Give every entry again, word for word and in full.

- [Saved data entries]
## BEGIN

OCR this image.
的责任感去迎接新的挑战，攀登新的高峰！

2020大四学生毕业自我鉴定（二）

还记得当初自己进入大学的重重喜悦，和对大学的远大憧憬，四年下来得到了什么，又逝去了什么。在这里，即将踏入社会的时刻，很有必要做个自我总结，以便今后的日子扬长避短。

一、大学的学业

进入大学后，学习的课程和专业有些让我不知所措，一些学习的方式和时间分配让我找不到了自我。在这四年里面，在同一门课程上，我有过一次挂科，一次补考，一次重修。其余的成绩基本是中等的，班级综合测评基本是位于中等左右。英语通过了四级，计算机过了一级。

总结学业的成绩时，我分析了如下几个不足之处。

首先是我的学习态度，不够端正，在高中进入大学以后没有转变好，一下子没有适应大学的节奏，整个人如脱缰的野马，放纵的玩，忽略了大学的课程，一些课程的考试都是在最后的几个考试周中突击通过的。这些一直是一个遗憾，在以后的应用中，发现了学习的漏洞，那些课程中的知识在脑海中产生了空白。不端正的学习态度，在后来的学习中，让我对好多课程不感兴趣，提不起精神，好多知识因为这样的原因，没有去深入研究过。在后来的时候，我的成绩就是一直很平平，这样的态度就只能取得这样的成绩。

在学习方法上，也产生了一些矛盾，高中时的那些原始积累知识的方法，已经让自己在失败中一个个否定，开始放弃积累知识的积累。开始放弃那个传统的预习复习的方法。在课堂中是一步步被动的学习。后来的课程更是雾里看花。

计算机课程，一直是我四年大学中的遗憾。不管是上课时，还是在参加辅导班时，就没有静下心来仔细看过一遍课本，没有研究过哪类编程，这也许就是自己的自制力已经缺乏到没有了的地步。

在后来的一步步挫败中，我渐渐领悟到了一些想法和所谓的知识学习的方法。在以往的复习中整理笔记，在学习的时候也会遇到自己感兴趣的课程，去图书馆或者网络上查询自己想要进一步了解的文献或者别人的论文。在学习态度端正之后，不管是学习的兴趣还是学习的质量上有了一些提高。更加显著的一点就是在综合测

## END

- [Full output]
OCR this image.
的责任感去迎接新的挑战，攀登新的高峰！

2020大四学生毕业自我鉴定（二）

还记得当初自己进入大学的重重喜悦，和对大学的远大憧憬，四年下来得到了什么，又逝去了什么。在这里，即将踏入社会的时刻，很有必要做个自我总结，以便今后的日子扬长避短。

一、大学的学业

进入大学后，学习的课程和专业有些让我不知所措，一些学习的方式和时间分配让我找不到了自我。在这四年里面，在同一门课程上，我有过一次挂科，一次补考，一次重修。其余的成绩基本是中等的，班级综合测评基本是位于中等左右。英语通过了四级，计算机过了一级。

总结学业的成绩时，我分析了如下几个不足之处。

首先是我的学习态度，不够端正，在高中进入大学以后没有转变好，一下子没有适应大学的节奏，整个人如脱缰的野马，放纵的玩，忽略了大学的课程，一些课程的考试都是在最后的几个考试周中突击通过的。这些一直是一个遗憾，在以后的应用中，发现了学习的漏洞，那些课程中的知识在脑海中产生了空白。不端正的学习态度，在后来的学习中，让我对好多课程不感兴趣，提不起精神，好多知识因为这样的原因，没有去深入研究过。在后来的时候，我的成绩就是一直很平平，这样的态度就只能取得这样的成绩。

在学习方法上，也产生了一些矛盾，高中时的那些原始积累知识的方法，已经让自己在失败中一个个否定，开始放弃积累知识的积累。开始放弃那个传统的预习复习的方法。在课堂中是一步步被动的学习。后来的课程更是雾里看花。

计算机课程，一直是我四年大学中的遗憾。不管是上课时，还是在参加辅导班时，就没有静下心来仔细看过一遍课本，没有研究过哪类编程，这也许就是自己的自制力已经缺乏到没有了的地步。

在后来的一步步挫败中，我渐渐领悟到了一些想法和所谓的知识学习的方法。在以往的复习中整理笔记，在学习的时候也会遇到自己感兴趣的课程，去图书馆或者网络上查询自己想要进一步了解的文献或者别人的论文。在学习态度端正之后，不管是学习的兴趣还是学习的质量上有了一些提高。更加显著的一点就是在综合测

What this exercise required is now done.